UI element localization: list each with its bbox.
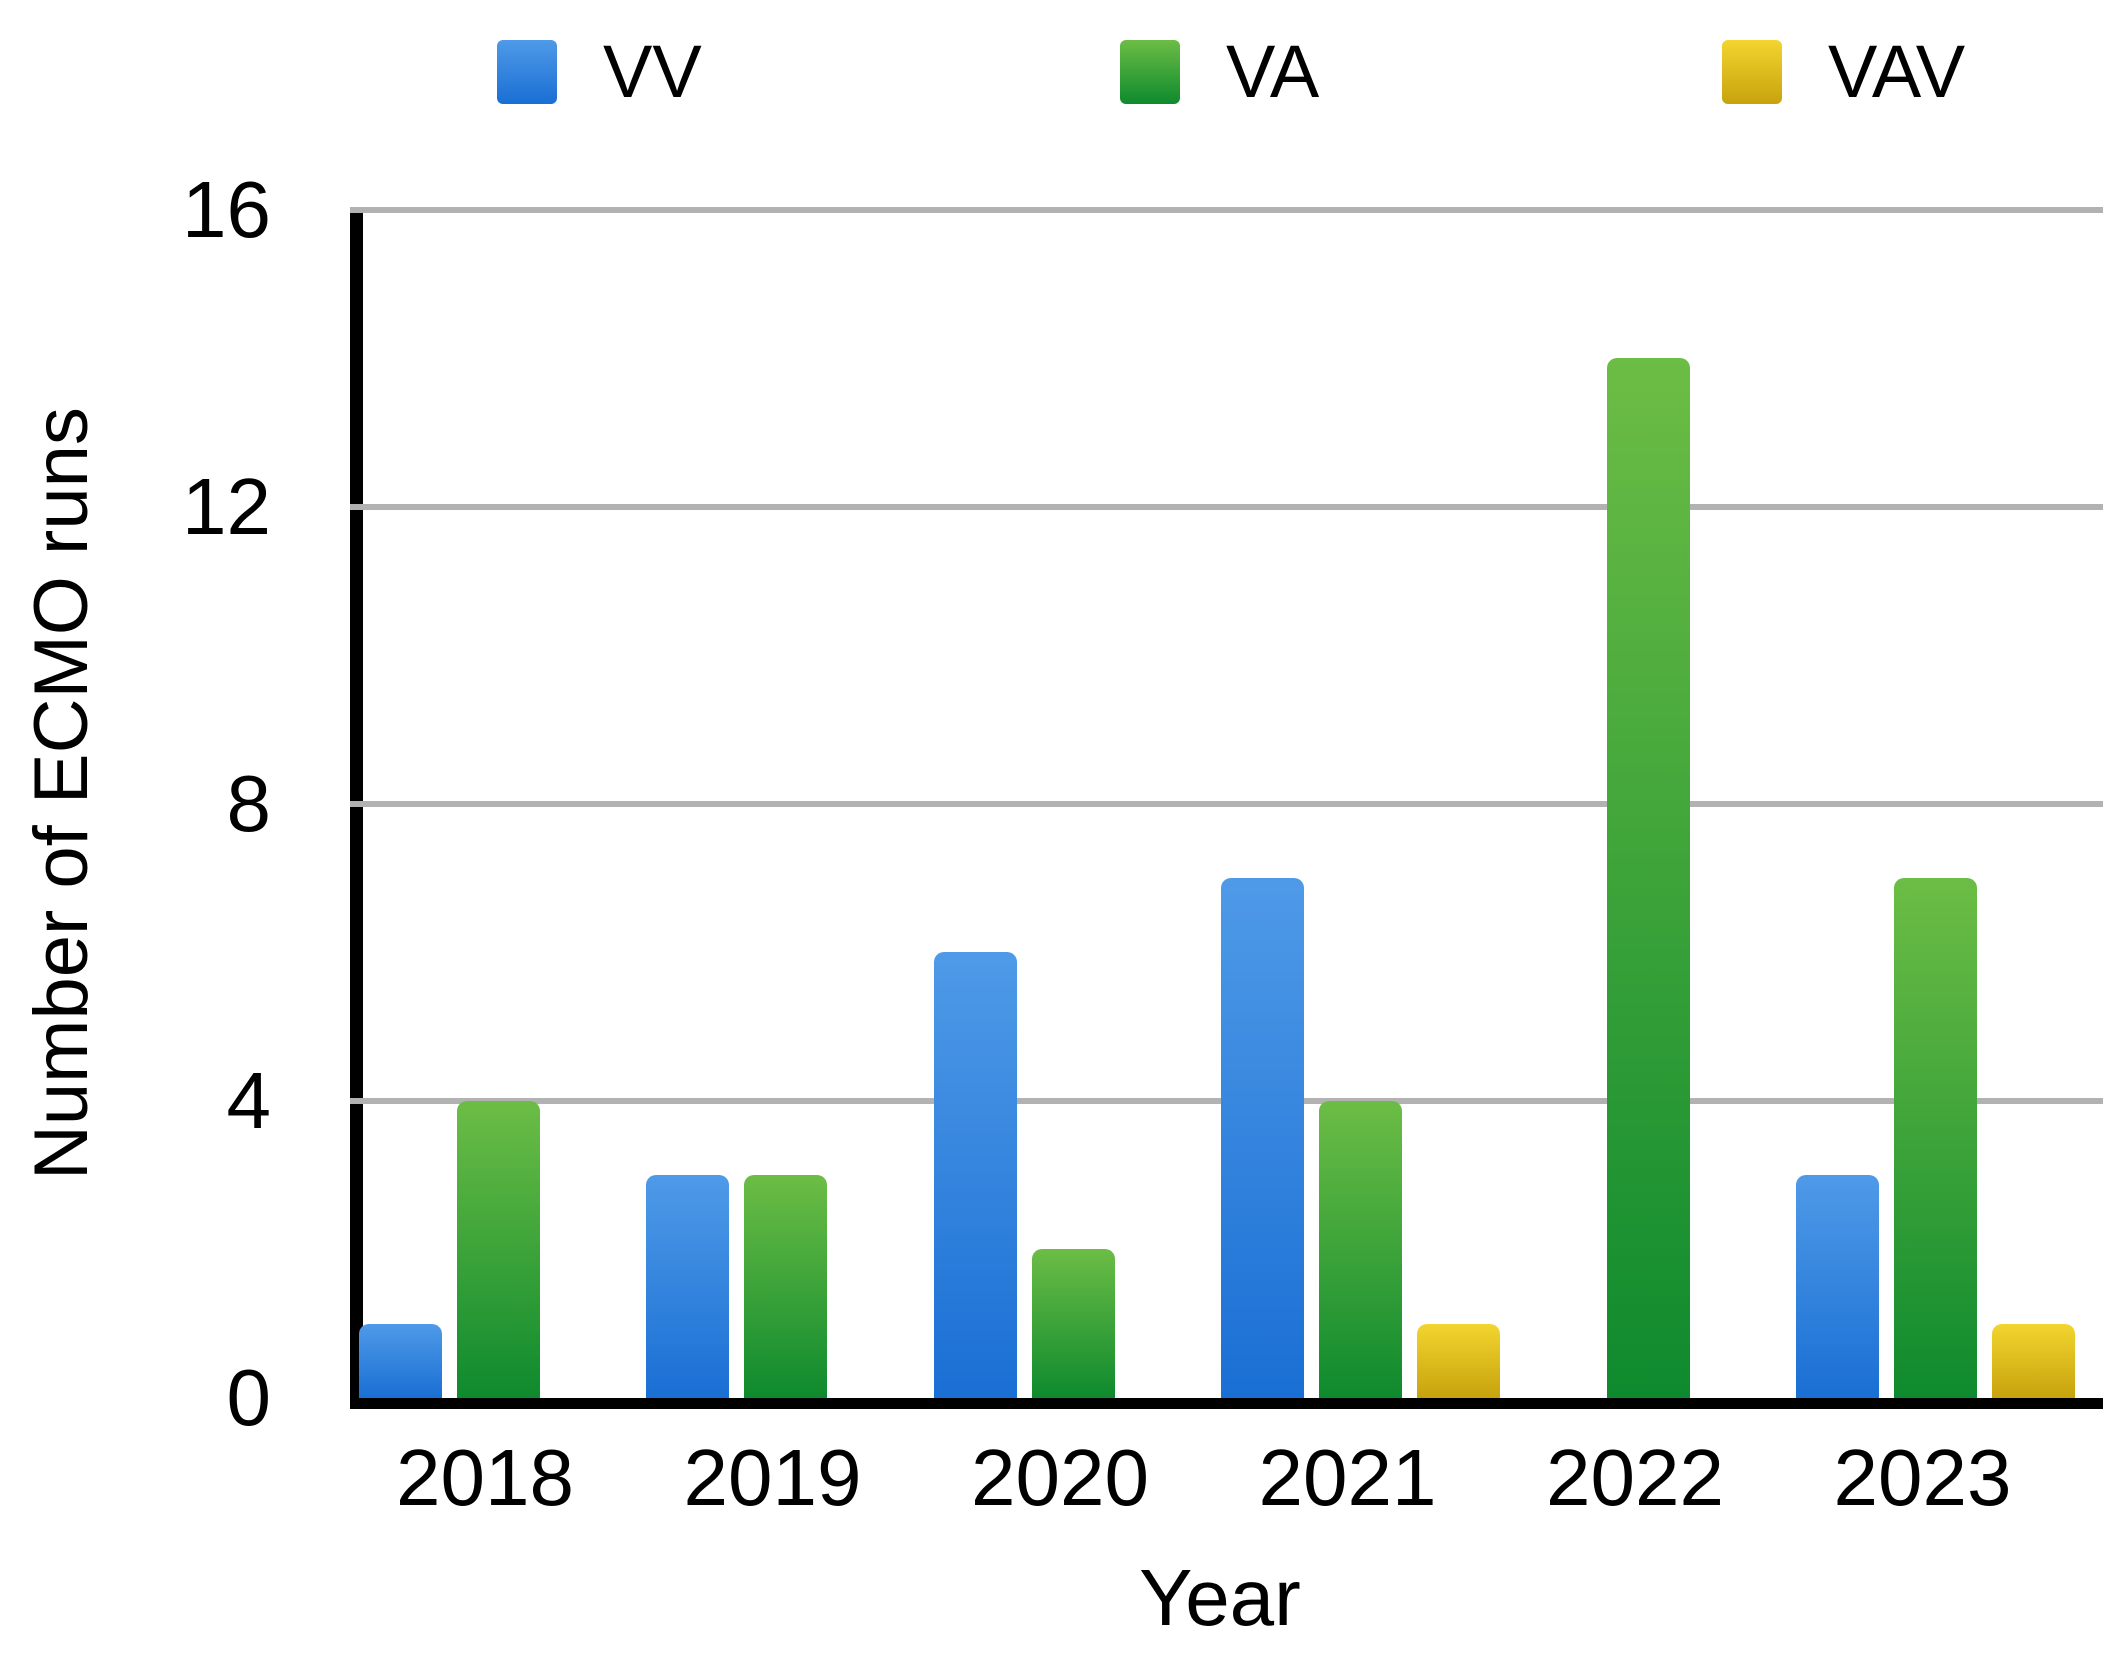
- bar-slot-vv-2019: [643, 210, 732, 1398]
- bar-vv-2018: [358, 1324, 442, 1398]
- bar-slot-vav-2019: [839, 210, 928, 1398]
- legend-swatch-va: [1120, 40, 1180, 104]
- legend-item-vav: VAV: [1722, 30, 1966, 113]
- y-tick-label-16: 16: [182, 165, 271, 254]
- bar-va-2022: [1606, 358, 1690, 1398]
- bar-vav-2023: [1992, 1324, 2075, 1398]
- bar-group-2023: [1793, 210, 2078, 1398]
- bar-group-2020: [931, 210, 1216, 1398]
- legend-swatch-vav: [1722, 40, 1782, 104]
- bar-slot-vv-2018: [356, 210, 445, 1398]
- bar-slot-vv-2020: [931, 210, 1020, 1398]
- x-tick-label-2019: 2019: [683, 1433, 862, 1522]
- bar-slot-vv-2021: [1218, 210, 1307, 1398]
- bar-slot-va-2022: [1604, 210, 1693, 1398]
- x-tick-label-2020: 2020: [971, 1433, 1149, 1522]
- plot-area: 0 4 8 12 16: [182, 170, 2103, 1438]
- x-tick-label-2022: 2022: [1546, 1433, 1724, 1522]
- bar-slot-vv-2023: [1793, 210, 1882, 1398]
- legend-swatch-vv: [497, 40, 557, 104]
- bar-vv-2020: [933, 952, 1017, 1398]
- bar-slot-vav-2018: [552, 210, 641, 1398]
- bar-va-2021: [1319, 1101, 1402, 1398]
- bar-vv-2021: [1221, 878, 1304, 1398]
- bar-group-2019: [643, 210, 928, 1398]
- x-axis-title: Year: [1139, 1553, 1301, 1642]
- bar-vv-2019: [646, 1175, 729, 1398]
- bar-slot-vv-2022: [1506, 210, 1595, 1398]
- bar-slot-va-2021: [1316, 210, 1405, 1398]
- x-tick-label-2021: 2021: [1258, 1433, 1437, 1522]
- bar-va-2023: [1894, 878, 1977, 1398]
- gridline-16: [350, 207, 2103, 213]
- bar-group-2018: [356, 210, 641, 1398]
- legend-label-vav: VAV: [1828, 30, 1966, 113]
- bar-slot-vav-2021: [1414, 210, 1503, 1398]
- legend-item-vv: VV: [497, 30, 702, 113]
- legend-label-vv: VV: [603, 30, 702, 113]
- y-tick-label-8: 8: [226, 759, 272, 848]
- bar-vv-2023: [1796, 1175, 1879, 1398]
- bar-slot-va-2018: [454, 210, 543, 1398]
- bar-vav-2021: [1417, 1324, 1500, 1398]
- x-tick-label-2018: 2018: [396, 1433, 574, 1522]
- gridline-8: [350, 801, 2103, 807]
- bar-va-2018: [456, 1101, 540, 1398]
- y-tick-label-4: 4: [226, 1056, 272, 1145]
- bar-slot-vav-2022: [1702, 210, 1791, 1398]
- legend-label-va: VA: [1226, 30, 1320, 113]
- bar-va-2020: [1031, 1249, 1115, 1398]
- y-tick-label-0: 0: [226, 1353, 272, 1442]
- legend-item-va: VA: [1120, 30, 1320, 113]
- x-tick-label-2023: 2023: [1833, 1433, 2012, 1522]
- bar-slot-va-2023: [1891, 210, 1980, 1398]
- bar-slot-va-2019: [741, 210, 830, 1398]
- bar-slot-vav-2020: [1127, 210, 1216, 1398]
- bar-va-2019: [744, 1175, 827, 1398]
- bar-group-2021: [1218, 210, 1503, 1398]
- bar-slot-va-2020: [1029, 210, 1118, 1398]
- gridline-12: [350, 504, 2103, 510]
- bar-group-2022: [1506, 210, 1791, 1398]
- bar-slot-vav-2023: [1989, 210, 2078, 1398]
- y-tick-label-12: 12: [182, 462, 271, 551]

----------------------------------------

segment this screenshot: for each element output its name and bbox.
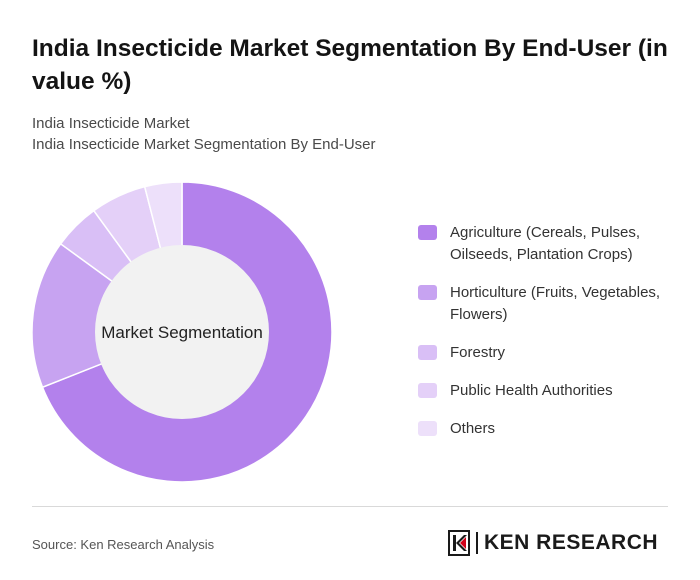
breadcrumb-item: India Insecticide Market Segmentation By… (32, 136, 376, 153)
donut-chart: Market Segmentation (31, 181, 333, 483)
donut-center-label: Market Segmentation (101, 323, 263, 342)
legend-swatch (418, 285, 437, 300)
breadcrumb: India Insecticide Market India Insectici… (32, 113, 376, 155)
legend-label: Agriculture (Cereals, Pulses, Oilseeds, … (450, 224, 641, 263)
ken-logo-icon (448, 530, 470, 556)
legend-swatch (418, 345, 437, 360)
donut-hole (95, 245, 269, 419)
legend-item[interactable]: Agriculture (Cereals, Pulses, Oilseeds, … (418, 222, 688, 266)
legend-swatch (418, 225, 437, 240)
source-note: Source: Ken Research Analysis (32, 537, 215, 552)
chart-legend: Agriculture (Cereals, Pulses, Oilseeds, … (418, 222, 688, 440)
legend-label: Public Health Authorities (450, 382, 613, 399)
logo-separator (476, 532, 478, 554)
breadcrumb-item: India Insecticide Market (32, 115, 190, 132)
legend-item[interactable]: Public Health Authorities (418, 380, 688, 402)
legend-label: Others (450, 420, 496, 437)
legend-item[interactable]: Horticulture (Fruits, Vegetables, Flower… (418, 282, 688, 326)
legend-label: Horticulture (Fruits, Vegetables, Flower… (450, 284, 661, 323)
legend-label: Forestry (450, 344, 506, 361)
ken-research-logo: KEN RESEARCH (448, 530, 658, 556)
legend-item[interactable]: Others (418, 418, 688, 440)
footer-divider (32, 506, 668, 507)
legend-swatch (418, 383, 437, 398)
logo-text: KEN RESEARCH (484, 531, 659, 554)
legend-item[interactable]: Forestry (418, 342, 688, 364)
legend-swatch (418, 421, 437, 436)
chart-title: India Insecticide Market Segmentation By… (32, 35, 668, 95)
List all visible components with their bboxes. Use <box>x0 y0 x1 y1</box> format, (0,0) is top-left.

----------------------------------------

■ WORK TO BE COMPLETED: Copy the records word for word, starting with the line that contains "- bar-slot-vv-2019: [643, 210, 732, 1398]" and ending with the line that contains "- bar-slot-va-2022: [1604, 210, 1693, 1398]", including both of those lines.

■ SOLUTION TO THE PROBLEM:
- bar-slot-vv-2019: [643, 210, 732, 1398]
- bar-vv-2018: [358, 1324, 442, 1398]
- bar-slot-vav-2019: [839, 210, 928, 1398]
- legend-swatch-va: [1120, 40, 1180, 104]
- legend-item-vav: VAV: [1722, 30, 1966, 113]
- y-tick-label-16: 16: [182, 165, 271, 254]
- bar-va-2022: [1606, 358, 1690, 1398]
- bar-vav-2023: [1992, 1324, 2075, 1398]
- bar-group-2023: [1793, 210, 2078, 1398]
- bar-group-2020: [931, 210, 1216, 1398]
- legend-swatch-vav: [1722, 40, 1782, 104]
- bar-slot-vv-2018: [356, 210, 445, 1398]
- bar-slot-vv-2020: [931, 210, 1020, 1398]
- x-tick-label-2019: 2019: [683, 1433, 862, 1522]
- bar-slot-vv-2021: [1218, 210, 1307, 1398]
- bar-slot-va-2022: [1604, 210, 1693, 1398]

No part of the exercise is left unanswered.